Structured figure records

__________

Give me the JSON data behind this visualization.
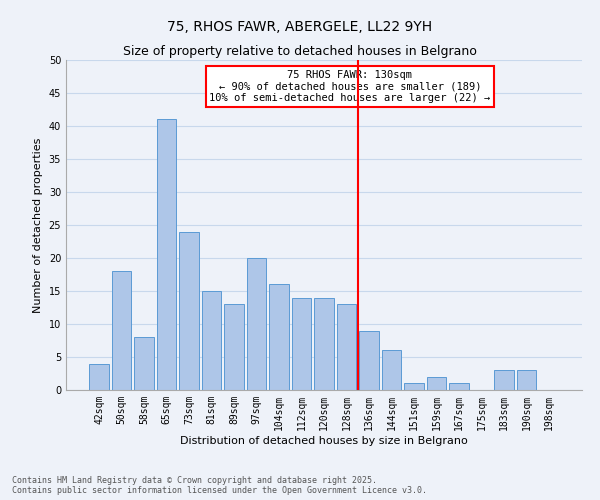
{
  "title": "75, RHOS FAWR, ABERGELE, LL22 9YH",
  "subtitle": "Size of property relative to detached houses in Belgrano",
  "xlabel": "Distribution of detached houses by size in Belgrano",
  "ylabel": "Number of detached properties",
  "bar_labels": [
    "42sqm",
    "50sqm",
    "58sqm",
    "65sqm",
    "73sqm",
    "81sqm",
    "89sqm",
    "97sqm",
    "104sqm",
    "112sqm",
    "120sqm",
    "128sqm",
    "136sqm",
    "144sqm",
    "151sqm",
    "159sqm",
    "167sqm",
    "175sqm",
    "183sqm",
    "190sqm",
    "198sqm"
  ],
  "bar_values": [
    4,
    18,
    8,
    41,
    24,
    15,
    13,
    20,
    16,
    14,
    14,
    13,
    9,
    6,
    1,
    2,
    1,
    0,
    3,
    3,
    0
  ],
  "bar_color": "#aec6e8",
  "bar_edge_color": "#5b9bd5",
  "vline_pos": 11.5,
  "vline_color": "red",
  "annotation_text": "75 RHOS FAWR: 130sqm\n← 90% of detached houses are smaller (189)\n10% of semi-detached houses are larger (22) →",
  "annotation_box_color": "white",
  "annotation_box_edge_color": "red",
  "ylim": [
    0,
    50
  ],
  "yticks": [
    0,
    5,
    10,
    15,
    20,
    25,
    30,
    35,
    40,
    45,
    50
  ],
  "grid_color": "#c8d8ec",
  "background_color": "#eef2f9",
  "footer_line1": "Contains HM Land Registry data © Crown copyright and database right 2025.",
  "footer_line2": "Contains public sector information licensed under the Open Government Licence v3.0.",
  "title_fontsize": 10,
  "subtitle_fontsize": 9,
  "axis_label_fontsize": 8,
  "tick_fontsize": 7,
  "annotation_fontsize": 7.5,
  "footer_fontsize": 6
}
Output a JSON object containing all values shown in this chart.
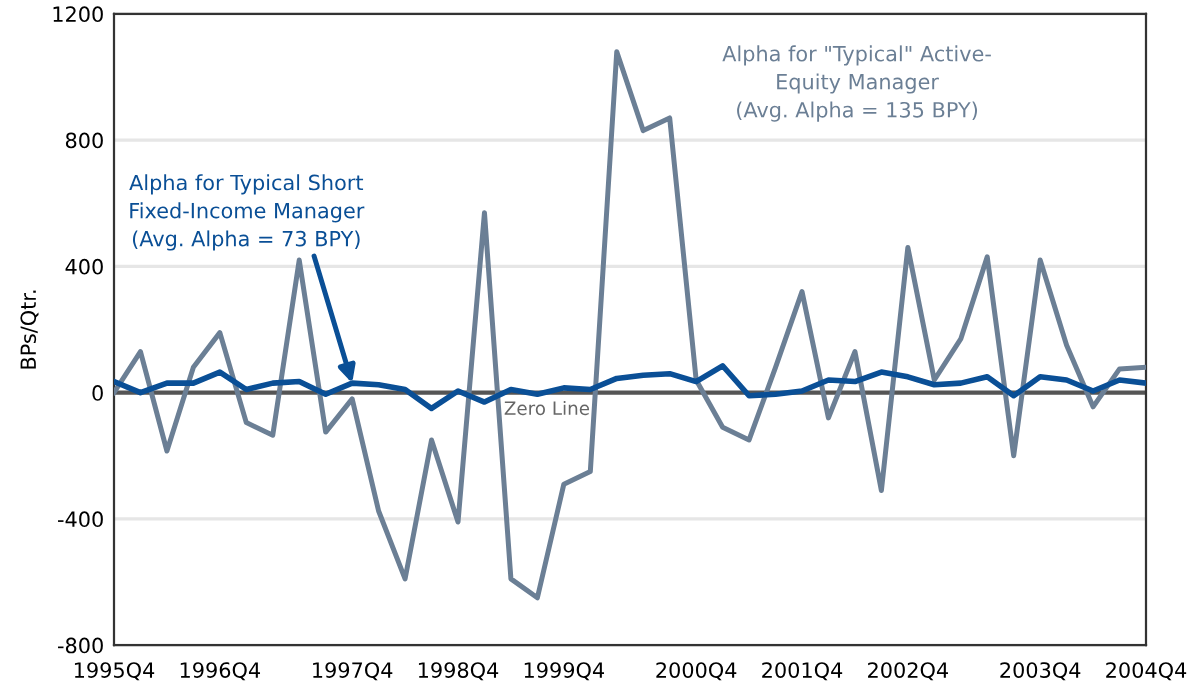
{
  "chart_data": {
    "type": "line",
    "ylabel": "BPs/Qtr.",
    "categories": [
      "1995Q4",
      null,
      null,
      null,
      "1996Q4",
      null,
      null,
      null,
      null,
      "1997Q4",
      null,
      null,
      null,
      "1998Q4",
      null,
      null,
      null,
      "1999Q4",
      null,
      null,
      null,
      null,
      "2000Q4",
      null,
      null,
      null,
      "2001Q4",
      null,
      null,
      null,
      "2002Q4",
      null,
      null,
      null,
      null,
      "2003Q4",
      null,
      null,
      null,
      "2004Q4"
    ],
    "ylim": [
      -800,
      1200
    ],
    "yticks": [
      -800,
      -400,
      0,
      400,
      800,
      1200
    ],
    "grid": "y",
    "series": [
      {
        "color": "#6b7f95",
        "values": [
          0,
          130,
          -185,
          80,
          190,
          -95,
          -135,
          420,
          -125,
          -20,
          -375,
          -590,
          -150,
          -410,
          570,
          -590,
          -650,
          -290,
          -250,
          1080,
          830,
          870,
          40,
          -110,
          -150,
          80,
          320,
          -80,
          130,
          -310,
          460,
          40,
          170,
          430,
          -200,
          420,
          150,
          -45,
          75,
          80
        ]
      },
      {
        "color": "#0a4f96",
        "values": [
          35,
          0,
          30,
          30,
          65,
          10,
          30,
          35,
          -5,
          30,
          25,
          10,
          -50,
          5,
          -30,
          10,
          -5,
          15,
          10,
          45,
          55,
          60,
          35,
          85,
          -10,
          -5,
          5,
          40,
          35,
          65,
          50,
          25,
          30,
          50,
          -10,
          50,
          40,
          5,
          40,
          30
        ]
      }
    ],
    "ref_lines": [
      {
        "axis": "y",
        "value": 0,
        "label": "Zero Line",
        "color": "#555555"
      }
    ],
    "annotations": [
      "Alpha for \"Typical\" Active-\nEquity Manager\n(Avg. Alpha = 135 BPY)",
      {
        "text": "Alpha for Typical Short\nFixed-Income Manager\n(Avg. Alpha = 73 BPY)",
        "x": "1997Q4",
        "y": 30
      }
    ]
  }
}
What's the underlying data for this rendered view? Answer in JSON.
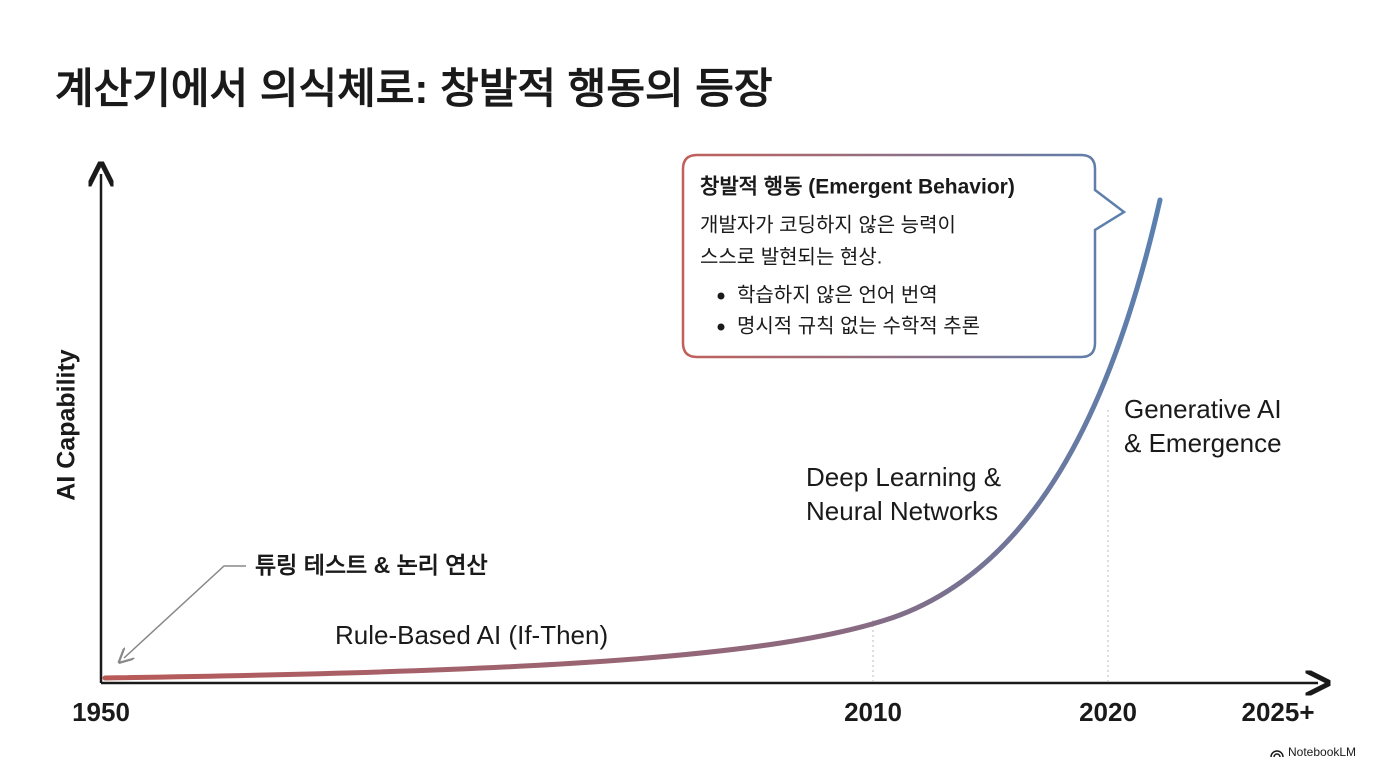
{
  "title": "계산기에서 의식체로: 창발적 행동의 등장",
  "axes": {
    "y_label": "AI Capability",
    "x_labels": [
      "1950",
      "2010",
      "2020",
      "2025+"
    ]
  },
  "annotations": {
    "origin_note": "튜링 테스트 & 논리 연산",
    "stages": [
      [
        "Rule-Based AI (If-Then)"
      ],
      [
        "Deep Learning &",
        "Neural Networks"
      ],
      [
        "Generative AI",
        "& Emergence"
      ]
    ]
  },
  "callout": {
    "heading": "창발적 행동 (Emergent Behavior)",
    "body": [
      "개발자가 코딩하지 않은 능력이",
      "스스로 발현되는 현상."
    ],
    "bullets": [
      "학습하지 않은 언어 번역",
      "명시적 규칙 없는 수학적 추론"
    ]
  },
  "watermark": "NotebookLM"
}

__________

*REQUIRED TASK*: List the lines of the records where "detached" occurs.

*EXERCISE RESULT*:
  "subtitle": "Size of property relative to detached houses in Belgrano",
  "xlabel": "Distribution of detached houses by size in Belgrano",
  "ylabel": "Number of detached properties",
  "annotation_text": "75 RHOS FAWR: 130sqm\n← 90% of detached houses are smaller (189)\n10% of semi-detached houses are larger (22) →",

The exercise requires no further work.